--- begin ---
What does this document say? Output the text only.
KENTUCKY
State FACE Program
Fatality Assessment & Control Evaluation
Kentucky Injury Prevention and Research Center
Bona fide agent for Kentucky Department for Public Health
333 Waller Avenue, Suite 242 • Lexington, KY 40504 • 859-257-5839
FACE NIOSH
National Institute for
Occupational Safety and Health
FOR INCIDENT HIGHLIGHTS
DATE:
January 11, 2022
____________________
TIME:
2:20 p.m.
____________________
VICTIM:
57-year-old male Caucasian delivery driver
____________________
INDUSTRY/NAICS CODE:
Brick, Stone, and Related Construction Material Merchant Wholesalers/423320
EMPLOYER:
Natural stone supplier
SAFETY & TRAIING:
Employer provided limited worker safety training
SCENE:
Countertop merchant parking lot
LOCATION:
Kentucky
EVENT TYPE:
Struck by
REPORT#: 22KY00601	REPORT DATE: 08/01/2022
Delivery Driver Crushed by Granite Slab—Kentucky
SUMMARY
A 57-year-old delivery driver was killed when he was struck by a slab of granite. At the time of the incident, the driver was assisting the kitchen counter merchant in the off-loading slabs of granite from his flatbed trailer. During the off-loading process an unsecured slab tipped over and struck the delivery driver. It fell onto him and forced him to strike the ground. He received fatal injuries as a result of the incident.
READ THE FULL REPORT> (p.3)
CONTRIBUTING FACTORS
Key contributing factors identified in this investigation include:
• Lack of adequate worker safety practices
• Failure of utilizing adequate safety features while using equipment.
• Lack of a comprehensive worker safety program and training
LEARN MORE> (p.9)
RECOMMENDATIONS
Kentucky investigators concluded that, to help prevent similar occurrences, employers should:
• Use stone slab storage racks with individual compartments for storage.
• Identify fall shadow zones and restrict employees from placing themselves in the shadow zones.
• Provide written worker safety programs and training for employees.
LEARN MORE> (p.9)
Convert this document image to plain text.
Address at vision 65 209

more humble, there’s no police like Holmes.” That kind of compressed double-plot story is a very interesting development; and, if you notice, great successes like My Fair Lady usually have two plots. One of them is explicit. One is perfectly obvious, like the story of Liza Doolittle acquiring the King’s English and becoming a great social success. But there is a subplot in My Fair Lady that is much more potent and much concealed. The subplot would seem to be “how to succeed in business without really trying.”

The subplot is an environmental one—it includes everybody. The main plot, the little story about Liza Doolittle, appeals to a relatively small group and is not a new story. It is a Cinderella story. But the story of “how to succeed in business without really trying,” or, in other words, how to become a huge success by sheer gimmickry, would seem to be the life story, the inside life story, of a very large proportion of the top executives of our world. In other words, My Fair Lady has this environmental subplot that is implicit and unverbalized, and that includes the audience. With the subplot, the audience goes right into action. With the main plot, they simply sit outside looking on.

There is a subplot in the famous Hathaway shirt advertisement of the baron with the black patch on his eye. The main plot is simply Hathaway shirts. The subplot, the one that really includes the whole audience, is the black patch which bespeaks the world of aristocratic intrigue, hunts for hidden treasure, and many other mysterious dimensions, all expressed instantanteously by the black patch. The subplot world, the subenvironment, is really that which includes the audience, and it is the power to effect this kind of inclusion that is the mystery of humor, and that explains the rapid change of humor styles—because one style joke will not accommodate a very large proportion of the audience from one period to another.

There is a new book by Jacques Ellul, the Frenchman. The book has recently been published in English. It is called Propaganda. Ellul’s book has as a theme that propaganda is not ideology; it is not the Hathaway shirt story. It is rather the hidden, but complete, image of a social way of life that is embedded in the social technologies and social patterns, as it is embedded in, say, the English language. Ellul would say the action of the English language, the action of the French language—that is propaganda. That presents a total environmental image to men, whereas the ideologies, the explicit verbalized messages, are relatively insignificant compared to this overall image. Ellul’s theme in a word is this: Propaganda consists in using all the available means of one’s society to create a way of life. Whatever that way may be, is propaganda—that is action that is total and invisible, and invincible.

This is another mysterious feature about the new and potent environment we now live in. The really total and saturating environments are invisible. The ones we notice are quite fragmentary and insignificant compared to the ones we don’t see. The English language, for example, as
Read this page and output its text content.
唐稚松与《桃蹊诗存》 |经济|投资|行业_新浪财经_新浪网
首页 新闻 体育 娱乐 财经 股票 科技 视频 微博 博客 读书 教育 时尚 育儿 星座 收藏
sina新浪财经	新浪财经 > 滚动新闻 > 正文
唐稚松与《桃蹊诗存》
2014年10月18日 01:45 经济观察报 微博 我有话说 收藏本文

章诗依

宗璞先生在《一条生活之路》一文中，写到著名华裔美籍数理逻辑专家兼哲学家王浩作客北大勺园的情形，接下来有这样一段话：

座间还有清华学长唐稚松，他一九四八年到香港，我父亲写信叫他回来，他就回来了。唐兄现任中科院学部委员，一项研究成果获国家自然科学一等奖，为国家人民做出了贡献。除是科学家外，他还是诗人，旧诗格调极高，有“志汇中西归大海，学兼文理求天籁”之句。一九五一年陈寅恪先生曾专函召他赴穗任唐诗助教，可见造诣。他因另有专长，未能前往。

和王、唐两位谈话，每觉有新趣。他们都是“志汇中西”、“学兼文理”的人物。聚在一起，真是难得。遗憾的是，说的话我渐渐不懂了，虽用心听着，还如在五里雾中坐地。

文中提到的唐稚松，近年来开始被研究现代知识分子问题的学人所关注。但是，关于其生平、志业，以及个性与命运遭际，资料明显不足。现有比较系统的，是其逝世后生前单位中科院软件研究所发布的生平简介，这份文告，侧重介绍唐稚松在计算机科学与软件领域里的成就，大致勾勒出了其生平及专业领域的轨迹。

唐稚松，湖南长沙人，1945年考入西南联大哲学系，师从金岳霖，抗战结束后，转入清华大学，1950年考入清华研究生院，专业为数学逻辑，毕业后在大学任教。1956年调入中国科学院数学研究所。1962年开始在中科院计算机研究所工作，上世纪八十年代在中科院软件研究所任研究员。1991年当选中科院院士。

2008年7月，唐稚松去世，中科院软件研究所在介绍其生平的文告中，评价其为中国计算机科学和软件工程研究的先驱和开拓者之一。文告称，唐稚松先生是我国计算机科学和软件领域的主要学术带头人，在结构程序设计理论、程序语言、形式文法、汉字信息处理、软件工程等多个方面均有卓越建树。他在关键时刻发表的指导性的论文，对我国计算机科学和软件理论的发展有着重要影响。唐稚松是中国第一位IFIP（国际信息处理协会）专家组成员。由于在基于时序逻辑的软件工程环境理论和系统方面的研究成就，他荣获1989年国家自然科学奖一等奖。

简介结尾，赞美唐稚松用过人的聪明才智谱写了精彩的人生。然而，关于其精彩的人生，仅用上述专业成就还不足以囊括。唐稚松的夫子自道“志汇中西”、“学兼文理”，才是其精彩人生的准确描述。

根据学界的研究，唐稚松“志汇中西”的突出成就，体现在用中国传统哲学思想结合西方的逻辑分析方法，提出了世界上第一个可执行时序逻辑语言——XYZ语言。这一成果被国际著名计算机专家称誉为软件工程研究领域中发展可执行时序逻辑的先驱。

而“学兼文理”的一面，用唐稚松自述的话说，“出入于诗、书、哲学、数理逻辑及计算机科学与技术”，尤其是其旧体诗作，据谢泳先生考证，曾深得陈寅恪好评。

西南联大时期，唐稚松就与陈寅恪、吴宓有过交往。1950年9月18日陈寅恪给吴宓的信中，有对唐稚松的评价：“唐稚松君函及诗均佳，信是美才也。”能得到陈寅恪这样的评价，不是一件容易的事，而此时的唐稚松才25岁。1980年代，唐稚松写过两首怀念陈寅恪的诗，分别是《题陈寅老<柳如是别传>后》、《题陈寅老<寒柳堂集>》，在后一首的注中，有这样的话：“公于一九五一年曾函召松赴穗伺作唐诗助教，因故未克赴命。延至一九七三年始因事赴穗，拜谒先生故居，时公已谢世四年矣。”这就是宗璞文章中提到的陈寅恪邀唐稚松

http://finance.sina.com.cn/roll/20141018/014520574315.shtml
--- end ---
TASK DIRECTIONS: Select every line in the material above where the string "worker" occurs, and copy it.

EXPECTED ANSWER:
Employer provided limited worker safety training
• Lack of adequate worker safety practices
• Lack of a comprehensive worker safety program and training
• Provide written worker safety programs and training for employees.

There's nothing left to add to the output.